### Information shown
___

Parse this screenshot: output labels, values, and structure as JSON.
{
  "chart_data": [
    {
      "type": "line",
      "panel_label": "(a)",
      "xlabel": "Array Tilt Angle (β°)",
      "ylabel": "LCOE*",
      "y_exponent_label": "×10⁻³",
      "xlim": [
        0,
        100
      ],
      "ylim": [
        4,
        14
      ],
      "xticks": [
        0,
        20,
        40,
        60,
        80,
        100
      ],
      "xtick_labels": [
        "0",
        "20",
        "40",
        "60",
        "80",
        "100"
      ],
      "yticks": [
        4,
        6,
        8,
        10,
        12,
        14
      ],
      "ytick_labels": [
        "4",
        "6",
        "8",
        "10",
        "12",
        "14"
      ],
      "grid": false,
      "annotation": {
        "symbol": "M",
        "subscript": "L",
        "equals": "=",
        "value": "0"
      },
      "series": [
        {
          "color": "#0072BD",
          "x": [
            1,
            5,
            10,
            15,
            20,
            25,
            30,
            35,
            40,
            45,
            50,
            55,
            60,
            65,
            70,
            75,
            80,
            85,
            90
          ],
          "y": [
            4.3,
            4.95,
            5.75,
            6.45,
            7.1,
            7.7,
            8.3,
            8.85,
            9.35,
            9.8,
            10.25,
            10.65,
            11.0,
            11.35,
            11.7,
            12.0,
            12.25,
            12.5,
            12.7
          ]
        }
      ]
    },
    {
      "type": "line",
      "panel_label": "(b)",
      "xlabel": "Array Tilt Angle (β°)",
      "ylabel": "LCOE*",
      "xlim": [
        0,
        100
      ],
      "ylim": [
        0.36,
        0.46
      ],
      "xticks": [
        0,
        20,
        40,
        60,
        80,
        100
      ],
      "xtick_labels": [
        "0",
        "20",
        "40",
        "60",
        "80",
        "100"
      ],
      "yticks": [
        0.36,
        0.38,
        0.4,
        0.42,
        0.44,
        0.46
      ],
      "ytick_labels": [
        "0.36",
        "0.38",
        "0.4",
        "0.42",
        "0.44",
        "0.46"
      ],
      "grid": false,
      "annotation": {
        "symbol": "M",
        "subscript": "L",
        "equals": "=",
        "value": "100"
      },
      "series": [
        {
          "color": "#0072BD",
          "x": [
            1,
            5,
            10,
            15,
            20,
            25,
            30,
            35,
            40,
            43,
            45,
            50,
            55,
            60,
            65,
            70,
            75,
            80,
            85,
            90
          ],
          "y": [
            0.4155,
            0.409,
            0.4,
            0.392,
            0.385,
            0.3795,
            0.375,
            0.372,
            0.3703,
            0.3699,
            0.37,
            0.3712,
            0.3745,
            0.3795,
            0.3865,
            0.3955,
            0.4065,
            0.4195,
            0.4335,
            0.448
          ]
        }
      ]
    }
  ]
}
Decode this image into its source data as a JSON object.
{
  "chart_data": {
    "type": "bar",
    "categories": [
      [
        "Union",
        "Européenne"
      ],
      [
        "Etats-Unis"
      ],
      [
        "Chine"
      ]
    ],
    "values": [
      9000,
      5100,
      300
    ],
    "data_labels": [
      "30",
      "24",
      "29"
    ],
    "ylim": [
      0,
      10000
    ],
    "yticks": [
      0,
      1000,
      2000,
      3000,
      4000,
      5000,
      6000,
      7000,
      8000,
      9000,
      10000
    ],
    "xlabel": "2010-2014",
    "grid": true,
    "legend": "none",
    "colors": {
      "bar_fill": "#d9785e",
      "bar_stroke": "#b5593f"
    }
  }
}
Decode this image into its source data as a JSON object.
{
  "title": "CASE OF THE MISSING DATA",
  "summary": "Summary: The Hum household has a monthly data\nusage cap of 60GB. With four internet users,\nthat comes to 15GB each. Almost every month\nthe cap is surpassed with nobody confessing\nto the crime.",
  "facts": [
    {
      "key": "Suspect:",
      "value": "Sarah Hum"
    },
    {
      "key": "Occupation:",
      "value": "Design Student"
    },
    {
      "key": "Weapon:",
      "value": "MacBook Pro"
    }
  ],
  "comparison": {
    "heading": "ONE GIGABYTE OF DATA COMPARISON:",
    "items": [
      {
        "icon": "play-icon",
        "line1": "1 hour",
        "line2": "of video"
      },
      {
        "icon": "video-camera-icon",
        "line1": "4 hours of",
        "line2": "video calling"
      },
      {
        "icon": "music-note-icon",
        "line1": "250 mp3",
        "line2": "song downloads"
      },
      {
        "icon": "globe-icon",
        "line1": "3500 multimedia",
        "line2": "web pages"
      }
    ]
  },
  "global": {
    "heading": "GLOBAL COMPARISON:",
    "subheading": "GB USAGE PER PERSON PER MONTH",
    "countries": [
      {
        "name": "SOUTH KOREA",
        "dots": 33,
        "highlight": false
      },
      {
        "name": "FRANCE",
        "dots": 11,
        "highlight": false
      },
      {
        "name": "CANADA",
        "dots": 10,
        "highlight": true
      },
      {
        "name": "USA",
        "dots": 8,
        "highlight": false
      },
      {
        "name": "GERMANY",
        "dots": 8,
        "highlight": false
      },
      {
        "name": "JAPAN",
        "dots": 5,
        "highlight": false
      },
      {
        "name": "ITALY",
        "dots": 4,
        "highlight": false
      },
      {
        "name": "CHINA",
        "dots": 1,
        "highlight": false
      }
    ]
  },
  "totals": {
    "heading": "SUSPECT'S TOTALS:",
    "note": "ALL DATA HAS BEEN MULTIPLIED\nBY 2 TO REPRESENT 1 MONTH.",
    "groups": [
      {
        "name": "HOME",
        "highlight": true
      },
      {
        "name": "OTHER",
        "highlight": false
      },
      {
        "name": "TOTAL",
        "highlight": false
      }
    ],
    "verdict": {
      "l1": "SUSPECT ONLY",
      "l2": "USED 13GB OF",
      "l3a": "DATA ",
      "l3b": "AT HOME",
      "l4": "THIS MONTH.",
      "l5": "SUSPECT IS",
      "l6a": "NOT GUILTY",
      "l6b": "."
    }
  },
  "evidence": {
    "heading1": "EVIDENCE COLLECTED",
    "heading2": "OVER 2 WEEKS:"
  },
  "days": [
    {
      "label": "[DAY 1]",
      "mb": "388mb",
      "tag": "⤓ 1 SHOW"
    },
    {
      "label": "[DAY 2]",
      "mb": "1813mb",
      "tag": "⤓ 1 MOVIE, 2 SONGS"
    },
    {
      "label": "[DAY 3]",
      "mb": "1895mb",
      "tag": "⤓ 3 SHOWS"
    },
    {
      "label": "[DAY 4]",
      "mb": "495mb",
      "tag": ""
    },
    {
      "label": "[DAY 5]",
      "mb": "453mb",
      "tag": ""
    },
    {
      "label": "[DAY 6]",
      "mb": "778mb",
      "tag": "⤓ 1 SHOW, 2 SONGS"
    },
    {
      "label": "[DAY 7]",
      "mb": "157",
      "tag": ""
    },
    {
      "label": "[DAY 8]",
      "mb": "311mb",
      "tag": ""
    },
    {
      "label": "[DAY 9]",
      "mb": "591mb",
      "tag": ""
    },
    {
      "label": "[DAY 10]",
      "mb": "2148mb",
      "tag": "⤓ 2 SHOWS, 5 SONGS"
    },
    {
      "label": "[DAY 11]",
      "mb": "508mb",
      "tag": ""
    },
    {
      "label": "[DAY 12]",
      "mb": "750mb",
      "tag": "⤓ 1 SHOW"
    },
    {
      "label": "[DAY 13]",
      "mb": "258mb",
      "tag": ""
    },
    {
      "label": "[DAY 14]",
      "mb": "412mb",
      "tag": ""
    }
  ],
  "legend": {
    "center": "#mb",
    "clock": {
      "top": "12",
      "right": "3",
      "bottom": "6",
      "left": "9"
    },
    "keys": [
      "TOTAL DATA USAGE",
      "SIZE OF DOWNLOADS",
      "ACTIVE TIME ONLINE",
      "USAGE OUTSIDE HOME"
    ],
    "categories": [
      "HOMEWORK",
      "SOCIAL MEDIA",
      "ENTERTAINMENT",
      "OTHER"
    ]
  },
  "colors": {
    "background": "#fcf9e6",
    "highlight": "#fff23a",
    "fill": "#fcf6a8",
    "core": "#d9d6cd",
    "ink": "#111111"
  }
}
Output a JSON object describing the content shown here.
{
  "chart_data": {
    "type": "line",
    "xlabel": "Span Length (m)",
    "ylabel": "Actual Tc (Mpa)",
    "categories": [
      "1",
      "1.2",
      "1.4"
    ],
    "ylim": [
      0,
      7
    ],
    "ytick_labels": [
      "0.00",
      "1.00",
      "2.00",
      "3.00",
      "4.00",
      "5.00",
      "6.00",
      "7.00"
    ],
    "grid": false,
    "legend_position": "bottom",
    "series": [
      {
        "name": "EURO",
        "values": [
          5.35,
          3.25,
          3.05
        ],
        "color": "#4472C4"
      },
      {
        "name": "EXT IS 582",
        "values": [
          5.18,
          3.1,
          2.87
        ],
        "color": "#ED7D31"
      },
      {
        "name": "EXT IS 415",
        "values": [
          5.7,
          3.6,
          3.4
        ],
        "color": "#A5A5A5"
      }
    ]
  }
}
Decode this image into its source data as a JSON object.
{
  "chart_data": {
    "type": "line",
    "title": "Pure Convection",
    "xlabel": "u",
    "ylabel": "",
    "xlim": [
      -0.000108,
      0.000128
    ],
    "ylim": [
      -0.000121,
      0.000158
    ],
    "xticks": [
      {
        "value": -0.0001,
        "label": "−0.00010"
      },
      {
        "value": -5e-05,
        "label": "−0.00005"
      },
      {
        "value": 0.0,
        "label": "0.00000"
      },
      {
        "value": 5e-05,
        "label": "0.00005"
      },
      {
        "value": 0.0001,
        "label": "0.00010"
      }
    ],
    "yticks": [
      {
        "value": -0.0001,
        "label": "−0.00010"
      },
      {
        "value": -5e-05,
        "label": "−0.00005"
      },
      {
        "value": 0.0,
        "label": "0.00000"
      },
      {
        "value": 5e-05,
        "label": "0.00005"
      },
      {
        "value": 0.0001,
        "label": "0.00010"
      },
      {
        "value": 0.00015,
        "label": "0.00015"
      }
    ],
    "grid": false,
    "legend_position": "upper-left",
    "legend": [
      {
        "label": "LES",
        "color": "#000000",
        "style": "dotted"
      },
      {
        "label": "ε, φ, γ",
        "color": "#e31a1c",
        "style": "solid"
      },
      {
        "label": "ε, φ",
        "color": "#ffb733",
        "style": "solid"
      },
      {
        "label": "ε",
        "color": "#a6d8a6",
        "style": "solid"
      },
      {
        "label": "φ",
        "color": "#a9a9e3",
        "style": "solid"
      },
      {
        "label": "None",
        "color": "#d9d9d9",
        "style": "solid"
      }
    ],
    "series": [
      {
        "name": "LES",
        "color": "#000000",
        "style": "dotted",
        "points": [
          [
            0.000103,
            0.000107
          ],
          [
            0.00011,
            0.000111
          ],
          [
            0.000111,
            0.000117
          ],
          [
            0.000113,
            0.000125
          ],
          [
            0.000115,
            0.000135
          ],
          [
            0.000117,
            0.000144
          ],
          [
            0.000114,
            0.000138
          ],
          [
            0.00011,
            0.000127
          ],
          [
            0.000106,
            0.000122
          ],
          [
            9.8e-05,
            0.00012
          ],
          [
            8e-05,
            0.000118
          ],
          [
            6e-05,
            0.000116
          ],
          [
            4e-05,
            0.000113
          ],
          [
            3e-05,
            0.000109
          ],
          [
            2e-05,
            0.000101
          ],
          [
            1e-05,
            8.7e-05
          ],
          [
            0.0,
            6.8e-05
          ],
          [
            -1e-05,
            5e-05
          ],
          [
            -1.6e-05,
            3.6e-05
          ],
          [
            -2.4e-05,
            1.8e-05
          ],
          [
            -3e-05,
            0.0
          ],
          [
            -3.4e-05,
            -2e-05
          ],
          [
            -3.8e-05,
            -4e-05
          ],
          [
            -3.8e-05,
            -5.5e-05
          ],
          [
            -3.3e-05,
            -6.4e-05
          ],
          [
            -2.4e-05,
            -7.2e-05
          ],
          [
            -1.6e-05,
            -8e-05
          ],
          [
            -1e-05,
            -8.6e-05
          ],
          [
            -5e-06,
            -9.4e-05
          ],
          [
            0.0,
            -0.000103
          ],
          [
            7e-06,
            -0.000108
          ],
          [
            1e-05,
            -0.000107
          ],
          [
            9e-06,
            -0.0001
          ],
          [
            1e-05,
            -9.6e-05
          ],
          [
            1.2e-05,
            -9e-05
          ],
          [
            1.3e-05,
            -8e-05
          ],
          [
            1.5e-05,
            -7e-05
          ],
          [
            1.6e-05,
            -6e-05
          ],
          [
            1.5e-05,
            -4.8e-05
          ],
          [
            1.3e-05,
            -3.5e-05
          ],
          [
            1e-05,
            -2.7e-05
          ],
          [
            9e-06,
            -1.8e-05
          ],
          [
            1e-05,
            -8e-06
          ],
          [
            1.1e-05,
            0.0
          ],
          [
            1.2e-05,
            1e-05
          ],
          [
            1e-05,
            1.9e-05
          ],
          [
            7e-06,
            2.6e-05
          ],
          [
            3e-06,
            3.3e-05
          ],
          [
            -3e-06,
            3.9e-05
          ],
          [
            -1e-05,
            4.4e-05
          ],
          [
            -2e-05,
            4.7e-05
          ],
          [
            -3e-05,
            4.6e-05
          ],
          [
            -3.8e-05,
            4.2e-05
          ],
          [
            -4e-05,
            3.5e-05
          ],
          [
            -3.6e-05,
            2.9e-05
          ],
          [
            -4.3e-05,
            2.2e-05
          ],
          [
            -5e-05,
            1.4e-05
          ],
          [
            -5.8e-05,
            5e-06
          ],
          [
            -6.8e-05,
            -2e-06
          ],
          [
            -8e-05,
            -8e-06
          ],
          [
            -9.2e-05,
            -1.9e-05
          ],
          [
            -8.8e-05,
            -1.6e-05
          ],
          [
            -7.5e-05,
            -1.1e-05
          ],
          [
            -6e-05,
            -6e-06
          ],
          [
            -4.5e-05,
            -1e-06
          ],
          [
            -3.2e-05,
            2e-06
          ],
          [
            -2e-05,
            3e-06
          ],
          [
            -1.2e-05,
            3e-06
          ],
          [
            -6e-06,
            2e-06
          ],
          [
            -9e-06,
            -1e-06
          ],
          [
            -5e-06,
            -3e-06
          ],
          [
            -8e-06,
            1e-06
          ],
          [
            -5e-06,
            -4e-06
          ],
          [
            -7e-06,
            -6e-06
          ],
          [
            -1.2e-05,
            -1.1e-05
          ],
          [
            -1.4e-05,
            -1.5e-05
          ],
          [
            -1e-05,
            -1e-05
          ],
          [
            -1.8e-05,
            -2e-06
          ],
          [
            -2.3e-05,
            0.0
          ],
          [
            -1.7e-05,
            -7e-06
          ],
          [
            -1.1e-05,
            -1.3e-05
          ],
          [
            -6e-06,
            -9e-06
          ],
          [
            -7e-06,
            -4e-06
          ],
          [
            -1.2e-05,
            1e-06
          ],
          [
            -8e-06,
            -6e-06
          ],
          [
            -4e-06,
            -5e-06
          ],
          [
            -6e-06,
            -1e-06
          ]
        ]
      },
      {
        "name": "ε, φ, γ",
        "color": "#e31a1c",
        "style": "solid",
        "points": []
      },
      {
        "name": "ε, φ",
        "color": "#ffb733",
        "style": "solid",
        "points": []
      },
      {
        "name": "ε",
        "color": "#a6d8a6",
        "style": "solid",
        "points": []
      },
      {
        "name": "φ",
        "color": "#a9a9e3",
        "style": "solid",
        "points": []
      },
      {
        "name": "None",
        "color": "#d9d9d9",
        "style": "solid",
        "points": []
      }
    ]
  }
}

___

### Objective
State how many lines include the string "video". Give no other information.

### Answer to this task
3